▶ [Short exercise]:
Output each entry that follows exactly. Images stay out.

Records from a data collection:
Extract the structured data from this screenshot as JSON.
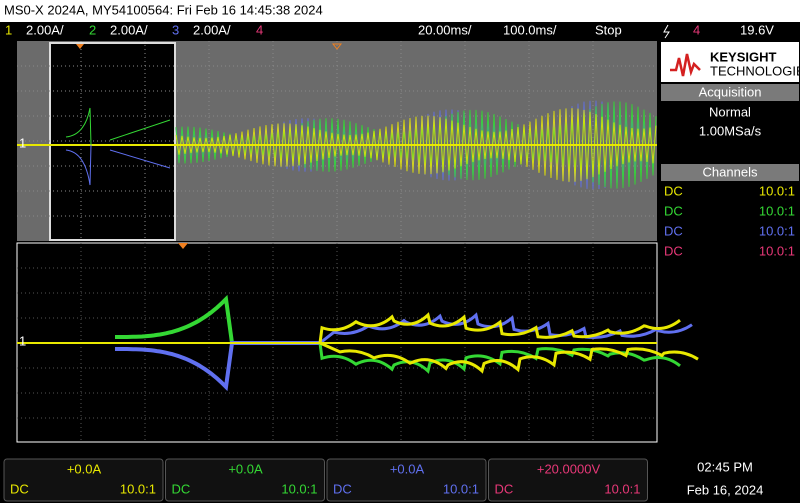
{
  "title_bar": "MS0-X 2024A, MY54100564: Fri Feb 16 14:45:38 2024",
  "status_bar": {
    "channels": [
      {
        "number": "1",
        "scale": "2.00A/"
      },
      {
        "number": "2",
        "scale": "2.00A/"
      },
      {
        "number": "3",
        "scale": "2.00A/"
      },
      {
        "number": "4"
      }
    ],
    "timebase": "20.00ms/",
    "delay": "100.0ms/",
    "run_state": "Stop",
    "trigger_source": "4",
    "trigger_level": "19.6V"
  },
  "ground_markers": [
    "1",
    "1"
  ],
  "side_panel": {
    "brand": "KEYSIGHT",
    "brand_sub": "TECHNOLOGIES",
    "acquisition": {
      "header": "Acquisition",
      "mode": "Normal",
      "rate": "1.00MSa/s"
    },
    "channels": {
      "header": "Channels",
      "rows": [
        {
          "coupling": "DC",
          "probe": "10.0:1"
        },
        {
          "coupling": "DC",
          "probe": "10.0:1"
        },
        {
          "coupling": "DC",
          "probe": "10.0:1"
        },
        {
          "coupling": "DC",
          "probe": "10.0:1"
        }
      ]
    }
  },
  "bottom_bar": {
    "channels": [
      {
        "offset": "+0.0A",
        "coupling": "DC",
        "probe": "10.0:1"
      },
      {
        "offset": "+0.0A",
        "coupling": "DC",
        "probe": "10.0:1"
      },
      {
        "offset": "+0.0A",
        "coupling": "DC",
        "probe": "10.0:1"
      },
      {
        "offset": "+20.0000V",
        "coupling": "DC",
        "probe": "10.0:1"
      }
    ],
    "time": "02:45 PM",
    "date": "Feb 16, 2024"
  }
}
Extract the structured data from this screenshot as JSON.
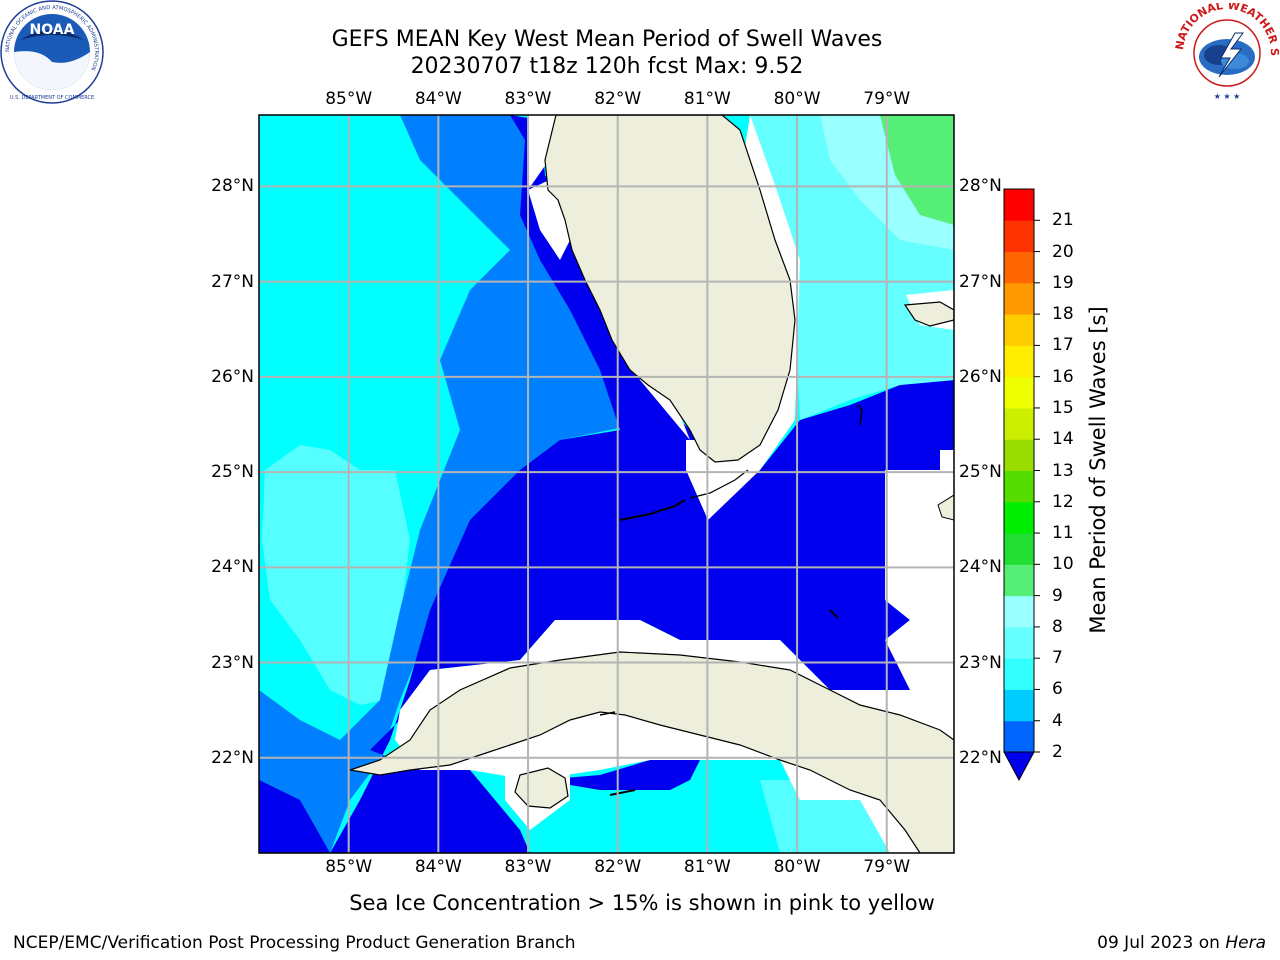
{
  "header": {
    "title_line1": "GEFS MEAN Key West Mean Period of Swell Waves",
    "title_line2": "20230707 t18z 120h fcst   Max: 9.52"
  },
  "logos": {
    "left": "noaa-logo",
    "left_ring_text": "NATIONAL OCEANIC AND ATMOSPHERIC ADMINISTRATION",
    "left_bottom_text": "U.S. DEPARTMENT OF COMMERCE",
    "left_center_text": "NOAA",
    "right": "nws-logo",
    "right_ring_text": "NATIONAL WEATHER SERVICE"
  },
  "map": {
    "lon_ticks": [
      "85°W",
      "84°W",
      "83°W",
      "82°W",
      "81°W",
      "80°W",
      "79°W"
    ],
    "lat_ticks": [
      "28°N",
      "27°N",
      "26°N",
      "25°N",
      "24°N",
      "23°N",
      "22°N"
    ],
    "extent": {
      "lon_min": -86.0,
      "lon_max": -78.25,
      "lat_min": 21.0,
      "lat_max": 28.75
    },
    "land_color": "#eeeedc",
    "gridline_color": "#b4b4b4"
  },
  "colorbar": {
    "label": "Mean Period of Swell Waves [s]",
    "levels": [
      "2",
      "4",
      "6",
      "7",
      "8",
      "9",
      "10",
      "11",
      "12",
      "13",
      "14",
      "15",
      "16",
      "17",
      "18",
      "19",
      "20",
      "21"
    ],
    "colors": [
      "#0066ff",
      "#00ccff",
      "#33ffff",
      "#66ffff",
      "#99ffff",
      "#55ee77",
      "#22dd33",
      "#00ee00",
      "#55dd00",
      "#99dd00",
      "#ccee00",
      "#eeff00",
      "#ffee00",
      "#ffcc00",
      "#ff9900",
      "#ff6600",
      "#ff3300",
      "#ff0000"
    ],
    "under_color": "#0000ee"
  },
  "note": "Sea Ice Concentration > 15% is shown in pink to yellow",
  "footer": {
    "left": "NCEP/EMC/Verification Post Processing Product Generation Branch",
    "right_date": "09 Jul 2023 on ",
    "right_host": "Hera"
  }
}
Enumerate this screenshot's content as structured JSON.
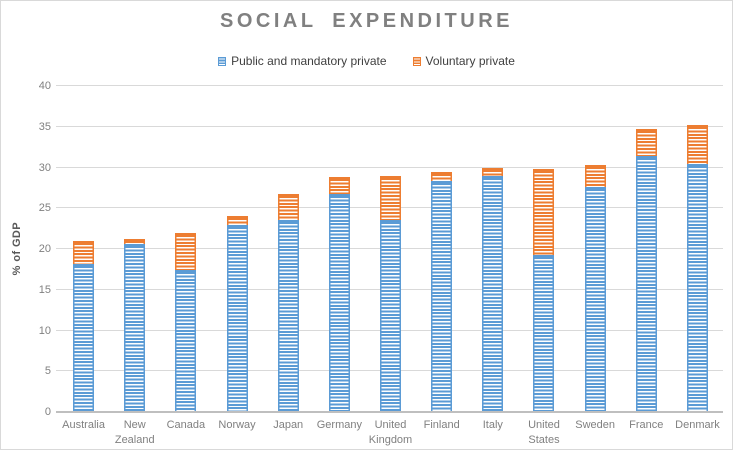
{
  "title": "SOCIAL EXPENDITURE",
  "legend": [
    {
      "label": "Public and mandatory private",
      "color": "#5B9BD5"
    },
    {
      "label": "Voluntary private",
      "color": "#ED7D31"
    }
  ],
  "colors": {
    "series_public": "#5B9BD5",
    "series_voluntary": "#ED7D31",
    "title_text": "#808080",
    "axis_text": "#808080",
    "legend_text": "#404040",
    "gridline": "#D9D9D9",
    "axis_line": "#BFBFBF",
    "background": "#FFFFFF"
  },
  "chart_data": {
    "type": "bar",
    "stacked": true,
    "title": "SOCIAL EXPENDITURE",
    "xlabel": "",
    "ylabel": "% of GDP",
    "ylim": [
      0,
      40
    ],
    "ytick_interval": 5,
    "ytick_labels": [
      "0",
      "5",
      "10",
      "15",
      "20",
      "25",
      "30",
      "35",
      "40"
    ],
    "grid": true,
    "legend_position": "top",
    "categories": [
      "Australia",
      "New Zealand",
      "Canada",
      "Norway",
      "Japan",
      "Germany",
      "United Kingdom",
      "Finland",
      "Italy",
      "United States",
      "Sweden",
      "France",
      "Denmark"
    ],
    "series": [
      {
        "name": "Public and mandatory private",
        "color": "#5B9BD5",
        "values": [
          18.2,
          20.6,
          17.4,
          23.0,
          23.6,
          26.7,
          23.6,
          28.4,
          29.0,
          19.3,
          27.6,
          31.4,
          30.4
        ]
      },
      {
        "name": "Voluntary private",
        "color": "#ED7D31",
        "values": [
          2.8,
          0.6,
          4.6,
          1.0,
          3.1,
          2.1,
          5.3,
          1.1,
          0.9,
          10.5,
          2.7,
          3.3,
          4.8
        ]
      }
    ],
    "totals": [
      21.0,
      21.2,
      22.0,
      24.0,
      26.7,
      28.8,
      28.9,
      29.5,
      29.9,
      29.8,
      30.3,
      34.7,
      35.2
    ]
  }
}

▶ [Solution to this task]:
Extract the structured data from this screenshot as JSON.
{
  "title_bar": "MS0-X 2024A, MY54100564: Fri Feb 16 14:45:38 2024",
  "status_bar": {
    "channels": [
      {
        "number": "1",
        "scale": "2.00A/"
      },
      {
        "number": "2",
        "scale": "2.00A/"
      },
      {
        "number": "3",
        "scale": "2.00A/"
      },
      {
        "number": "4"
      }
    ],
    "timebase": "20.00ms/",
    "delay": "100.0ms/",
    "run_state": "Stop",
    "trigger_source": "4",
    "trigger_level": "19.6V"
  },
  "ground_markers": [
    "1",
    "1"
  ],
  "side_panel": {
    "brand": "KEYSIGHT",
    "brand_sub": "TECHNOLOGIES",
    "acquisition": {
      "header": "Acquisition",
      "mode": "Normal",
      "rate": "1.00MSa/s"
    },
    "channels": {
      "header": "Channels",
      "rows": [
        {
          "coupling": "DC",
          "probe": "10.0:1"
        },
        {
          "coupling": "DC",
          "probe": "10.0:1"
        },
        {
          "coupling": "DC",
          "probe": "10.0:1"
        },
        {
          "coupling": "DC",
          "probe": "10.0:1"
        }
      ]
    }
  },
  "bottom_bar": {
    "channels": [
      {
        "offset": "+0.0A",
        "coupling": "DC",
        "probe": "10.0:1"
      },
      {
        "offset": "+0.0A",
        "coupling": "DC",
        "probe": "10.0:1"
      },
      {
        "offset": "+0.0A",
        "coupling": "DC",
        "probe": "10.0:1"
      },
      {
        "offset": "+20.0000V",
        "coupling": "DC",
        "probe": "10.0:1"
      }
    ],
    "time": "02:45 PM",
    "date": "Feb 16, 2024"
  }
}
Extract the structured data from this screenshot as JSON.
{
  "header": {
    "title_line1": "GEFS MEAN Key West Mean Period of Swell Waves",
    "title_line2": "20230707 t18z 120h fcst   Max: 9.52"
  },
  "logos": {
    "left": "noaa-logo",
    "left_ring_text": "NATIONAL OCEANIC AND ATMOSPHERIC ADMINISTRATION",
    "left_bottom_text": "U.S. DEPARTMENT OF COMMERCE",
    "left_center_text": "NOAA",
    "right": "nws-logo",
    "right_ring_text": "NATIONAL WEATHER SERVICE"
  },
  "map": {
    "lon_ticks": [
      "85°W",
      "84°W",
      "83°W",
      "82°W",
      "81°W",
      "80°W",
      "79°W"
    ],
    "lat_ticks": [
      "28°N",
      "27°N",
      "26°N",
      "25°N",
      "24°N",
      "23°N",
      "22°N"
    ],
    "extent": {
      "lon_min": -86.0,
      "lon_max": -78.25,
      "lat_min": 21.0,
      "lat_max": 28.75
    },
    "land_color": "#eeeedc",
    "gridline_color": "#b4b4b4"
  },
  "colorbar": {
    "label": "Mean Period of Swell Waves [s]",
    "levels": [
      "2",
      "4",
      "6",
      "7",
      "8",
      "9",
      "10",
      "11",
      "12",
      "13",
      "14",
      "15",
      "16",
      "17",
      "18",
      "19",
      "20",
      "21"
    ],
    "colors": [
      "#0066ff",
      "#00ccff",
      "#33ffff",
      "#66ffff",
      "#99ffff",
      "#55ee77",
      "#22dd33",
      "#00ee00",
      "#55dd00",
      "#99dd00",
      "#ccee00",
      "#eeff00",
      "#ffee00",
      "#ffcc00",
      "#ff9900",
      "#ff6600",
      "#ff3300",
      "#ff0000"
    ],
    "under_color": "#0000ee"
  },
  "note": "Sea Ice Concentration > 15% is shown in pink to yellow",
  "footer": {
    "left": "NCEP/EMC/Verification Post Processing Product Generation Branch",
    "right_date": "09 Jul 2023 on ",
    "right_host": "Hera"
  }
}
Enumerate this screenshot's content as structured JSON.
{
  "title": "SOCIAL EXPENDITURE",
  "legend": [
    {
      "label": "Public and mandatory private",
      "color": "#5B9BD5"
    },
    {
      "label": "Voluntary private",
      "color": "#ED7D31"
    }
  ],
  "colors": {
    "series_public": "#5B9BD5",
    "series_voluntary": "#ED7D31",
    "title_text": "#808080",
    "axis_text": "#808080",
    "legend_text": "#404040",
    "gridline": "#D9D9D9",
    "axis_line": "#BFBFBF",
    "background": "#FFFFFF"
  },
  "chart_data": {
    "type": "bar",
    "stacked": true,
    "title": "SOCIAL EXPENDITURE",
    "xlabel": "",
    "ylabel": "% of GDP",
    "ylim": [
      0,
      40
    ],
    "ytick_interval": 5,
    "ytick_labels": [
      "0",
      "5",
      "10",
      "15",
      "20",
      "25",
      "30",
      "35",
      "40"
    ],
    "grid": true,
    "legend_position": "top",
    "categories": [
      "Australia",
      "New Zealand",
      "Canada",
      "Norway",
      "Japan",
      "Germany",
      "United Kingdom",
      "Finland",
      "Italy",
      "United States",
      "Sweden",
      "France",
      "Denmark"
    ],
    "series": [
      {
        "name": "Public and mandatory private",
        "color": "#5B9BD5",
        "values": [
          18.2,
          20.6,
          17.4,
          23.0,
          23.6,
          26.7,
          23.6,
          28.4,
          29.0,
          19.3,
          27.6,
          31.4,
          30.4
        ]
      },
      {
        "name": "Voluntary private",
        "color": "#ED7D31",
        "values": [
          2.8,
          0.6,
          4.6,
          1.0,
          3.1,
          2.1,
          5.3,
          1.1,
          0.9,
          10.5,
          2.7,
          3.3,
          4.8
        ]
      }
    ],
    "totals": [
      21.0,
      21.2,
      22.0,
      24.0,
      26.7,
      28.8,
      28.9,
      29.5,
      29.9,
      29.8,
      30.3,
      34.7,
      35.2
    ]
  }
}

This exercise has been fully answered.